> [To be done]: Using the data beneath, show every line that includes the word "JSON".

> [The data]:
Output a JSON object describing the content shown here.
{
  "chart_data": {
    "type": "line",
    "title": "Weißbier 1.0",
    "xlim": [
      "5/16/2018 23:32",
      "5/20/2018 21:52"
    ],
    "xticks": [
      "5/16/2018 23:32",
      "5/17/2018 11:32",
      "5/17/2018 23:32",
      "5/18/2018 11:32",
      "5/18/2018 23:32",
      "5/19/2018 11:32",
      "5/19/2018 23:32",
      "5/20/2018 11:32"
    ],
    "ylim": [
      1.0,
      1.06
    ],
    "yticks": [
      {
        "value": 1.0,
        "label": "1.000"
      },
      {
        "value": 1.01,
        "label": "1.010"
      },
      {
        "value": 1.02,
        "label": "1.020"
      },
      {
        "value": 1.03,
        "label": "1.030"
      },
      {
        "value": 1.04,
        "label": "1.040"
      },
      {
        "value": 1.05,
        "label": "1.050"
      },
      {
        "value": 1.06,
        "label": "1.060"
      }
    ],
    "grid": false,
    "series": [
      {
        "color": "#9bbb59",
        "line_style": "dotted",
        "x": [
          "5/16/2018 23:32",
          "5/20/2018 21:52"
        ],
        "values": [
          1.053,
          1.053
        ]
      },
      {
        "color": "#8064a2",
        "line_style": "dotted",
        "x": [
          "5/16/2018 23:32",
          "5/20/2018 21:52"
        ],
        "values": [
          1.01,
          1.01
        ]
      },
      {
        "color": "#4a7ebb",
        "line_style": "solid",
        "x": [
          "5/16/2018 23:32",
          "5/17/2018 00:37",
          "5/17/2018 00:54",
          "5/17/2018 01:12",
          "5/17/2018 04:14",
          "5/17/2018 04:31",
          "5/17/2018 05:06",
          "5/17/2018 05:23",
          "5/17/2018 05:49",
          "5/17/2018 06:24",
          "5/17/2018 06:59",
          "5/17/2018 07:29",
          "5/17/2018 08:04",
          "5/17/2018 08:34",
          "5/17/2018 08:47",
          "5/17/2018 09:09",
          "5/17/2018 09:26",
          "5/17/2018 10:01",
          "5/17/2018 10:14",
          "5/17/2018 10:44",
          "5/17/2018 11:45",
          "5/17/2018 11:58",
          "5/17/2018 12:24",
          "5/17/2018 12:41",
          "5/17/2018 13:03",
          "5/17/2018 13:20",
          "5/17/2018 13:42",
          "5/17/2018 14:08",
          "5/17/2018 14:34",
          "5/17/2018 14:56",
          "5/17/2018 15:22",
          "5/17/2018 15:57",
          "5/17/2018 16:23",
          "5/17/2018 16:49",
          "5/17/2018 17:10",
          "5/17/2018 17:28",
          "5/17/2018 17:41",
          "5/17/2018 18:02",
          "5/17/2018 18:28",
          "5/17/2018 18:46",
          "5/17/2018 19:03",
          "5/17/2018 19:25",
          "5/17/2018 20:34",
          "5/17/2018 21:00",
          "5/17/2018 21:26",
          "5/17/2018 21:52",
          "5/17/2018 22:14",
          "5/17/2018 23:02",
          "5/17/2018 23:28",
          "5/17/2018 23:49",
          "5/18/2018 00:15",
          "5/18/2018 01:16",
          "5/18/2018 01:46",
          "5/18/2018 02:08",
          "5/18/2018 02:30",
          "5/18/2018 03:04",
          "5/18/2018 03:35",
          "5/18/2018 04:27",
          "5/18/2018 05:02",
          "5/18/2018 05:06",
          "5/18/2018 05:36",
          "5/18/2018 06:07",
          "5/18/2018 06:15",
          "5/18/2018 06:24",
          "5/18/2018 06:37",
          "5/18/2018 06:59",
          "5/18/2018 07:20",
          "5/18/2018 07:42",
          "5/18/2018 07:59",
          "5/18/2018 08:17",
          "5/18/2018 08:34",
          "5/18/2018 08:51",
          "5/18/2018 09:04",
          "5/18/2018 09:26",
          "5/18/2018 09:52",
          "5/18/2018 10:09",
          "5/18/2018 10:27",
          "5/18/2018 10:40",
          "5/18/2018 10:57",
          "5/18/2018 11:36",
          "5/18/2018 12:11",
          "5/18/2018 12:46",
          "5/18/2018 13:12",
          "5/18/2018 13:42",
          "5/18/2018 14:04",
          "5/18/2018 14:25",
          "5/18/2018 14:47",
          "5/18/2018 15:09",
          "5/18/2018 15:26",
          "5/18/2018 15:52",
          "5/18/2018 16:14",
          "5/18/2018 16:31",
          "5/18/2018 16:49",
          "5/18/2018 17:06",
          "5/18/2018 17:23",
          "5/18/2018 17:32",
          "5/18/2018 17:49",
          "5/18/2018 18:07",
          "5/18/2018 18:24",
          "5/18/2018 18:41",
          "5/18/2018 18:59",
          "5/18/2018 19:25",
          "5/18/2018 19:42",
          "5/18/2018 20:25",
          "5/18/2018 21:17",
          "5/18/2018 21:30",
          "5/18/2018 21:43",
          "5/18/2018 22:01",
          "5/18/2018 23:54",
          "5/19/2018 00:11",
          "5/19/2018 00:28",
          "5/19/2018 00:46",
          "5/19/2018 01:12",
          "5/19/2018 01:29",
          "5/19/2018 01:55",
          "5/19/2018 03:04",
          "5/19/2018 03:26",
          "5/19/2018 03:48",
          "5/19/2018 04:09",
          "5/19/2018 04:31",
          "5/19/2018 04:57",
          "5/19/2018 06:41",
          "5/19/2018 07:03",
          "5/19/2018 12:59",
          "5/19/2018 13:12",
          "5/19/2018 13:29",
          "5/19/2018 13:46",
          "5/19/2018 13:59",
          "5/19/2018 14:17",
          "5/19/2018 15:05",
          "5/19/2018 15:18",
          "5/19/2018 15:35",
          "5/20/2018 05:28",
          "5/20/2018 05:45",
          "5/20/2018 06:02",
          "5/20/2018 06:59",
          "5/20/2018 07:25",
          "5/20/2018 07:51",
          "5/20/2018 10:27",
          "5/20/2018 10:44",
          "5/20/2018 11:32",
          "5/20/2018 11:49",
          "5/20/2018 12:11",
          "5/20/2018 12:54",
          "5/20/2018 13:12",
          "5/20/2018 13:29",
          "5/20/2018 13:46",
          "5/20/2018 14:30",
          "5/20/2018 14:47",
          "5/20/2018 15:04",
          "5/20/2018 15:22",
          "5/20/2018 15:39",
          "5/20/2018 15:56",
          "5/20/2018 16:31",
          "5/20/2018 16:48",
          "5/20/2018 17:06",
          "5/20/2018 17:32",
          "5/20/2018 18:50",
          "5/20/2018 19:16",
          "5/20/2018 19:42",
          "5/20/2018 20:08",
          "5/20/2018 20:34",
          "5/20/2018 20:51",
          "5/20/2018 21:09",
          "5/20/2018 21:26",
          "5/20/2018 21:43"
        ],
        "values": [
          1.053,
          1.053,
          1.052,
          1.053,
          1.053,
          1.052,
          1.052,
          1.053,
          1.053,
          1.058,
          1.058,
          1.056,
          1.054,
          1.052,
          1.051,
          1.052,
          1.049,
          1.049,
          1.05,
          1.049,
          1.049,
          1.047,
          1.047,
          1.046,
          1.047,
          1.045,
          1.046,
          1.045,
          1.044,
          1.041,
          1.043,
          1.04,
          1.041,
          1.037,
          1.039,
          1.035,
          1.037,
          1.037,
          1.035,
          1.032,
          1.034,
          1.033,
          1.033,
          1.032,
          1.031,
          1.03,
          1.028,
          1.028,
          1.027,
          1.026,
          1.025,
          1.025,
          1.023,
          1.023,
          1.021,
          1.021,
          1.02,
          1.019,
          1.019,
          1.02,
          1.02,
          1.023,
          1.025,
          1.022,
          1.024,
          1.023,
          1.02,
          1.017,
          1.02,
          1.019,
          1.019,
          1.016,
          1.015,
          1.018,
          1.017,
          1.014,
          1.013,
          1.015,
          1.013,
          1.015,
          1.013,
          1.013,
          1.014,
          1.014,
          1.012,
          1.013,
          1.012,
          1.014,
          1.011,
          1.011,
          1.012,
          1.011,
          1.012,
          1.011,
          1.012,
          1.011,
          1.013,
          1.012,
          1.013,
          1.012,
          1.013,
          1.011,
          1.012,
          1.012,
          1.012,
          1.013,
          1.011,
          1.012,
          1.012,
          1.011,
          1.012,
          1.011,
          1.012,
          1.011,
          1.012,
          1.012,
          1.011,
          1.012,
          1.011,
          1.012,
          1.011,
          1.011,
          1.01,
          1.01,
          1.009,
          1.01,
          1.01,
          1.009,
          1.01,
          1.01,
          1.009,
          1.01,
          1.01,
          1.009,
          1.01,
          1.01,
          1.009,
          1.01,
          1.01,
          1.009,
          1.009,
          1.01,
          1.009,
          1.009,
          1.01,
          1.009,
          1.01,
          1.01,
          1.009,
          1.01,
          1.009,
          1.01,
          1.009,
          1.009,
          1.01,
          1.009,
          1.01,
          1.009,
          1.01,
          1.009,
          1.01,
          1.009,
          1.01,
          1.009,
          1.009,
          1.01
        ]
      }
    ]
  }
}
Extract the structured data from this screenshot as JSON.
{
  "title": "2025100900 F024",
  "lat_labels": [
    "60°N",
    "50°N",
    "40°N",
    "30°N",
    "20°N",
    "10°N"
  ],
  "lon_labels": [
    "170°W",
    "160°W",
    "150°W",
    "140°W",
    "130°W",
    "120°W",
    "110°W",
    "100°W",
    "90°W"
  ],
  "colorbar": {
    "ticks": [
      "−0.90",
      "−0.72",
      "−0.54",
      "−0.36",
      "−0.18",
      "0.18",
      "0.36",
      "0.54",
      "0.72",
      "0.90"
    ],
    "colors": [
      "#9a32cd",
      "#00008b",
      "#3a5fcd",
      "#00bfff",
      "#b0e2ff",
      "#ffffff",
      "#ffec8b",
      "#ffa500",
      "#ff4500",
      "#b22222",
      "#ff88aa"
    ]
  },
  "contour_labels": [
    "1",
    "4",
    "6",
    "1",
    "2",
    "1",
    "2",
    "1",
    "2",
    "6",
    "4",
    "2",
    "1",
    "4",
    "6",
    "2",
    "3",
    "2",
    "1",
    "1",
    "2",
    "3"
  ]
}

> [Answer to the exercise]:
Output a JSON object describing the content shown here.
Extract the structured data from this screenshot as JSON.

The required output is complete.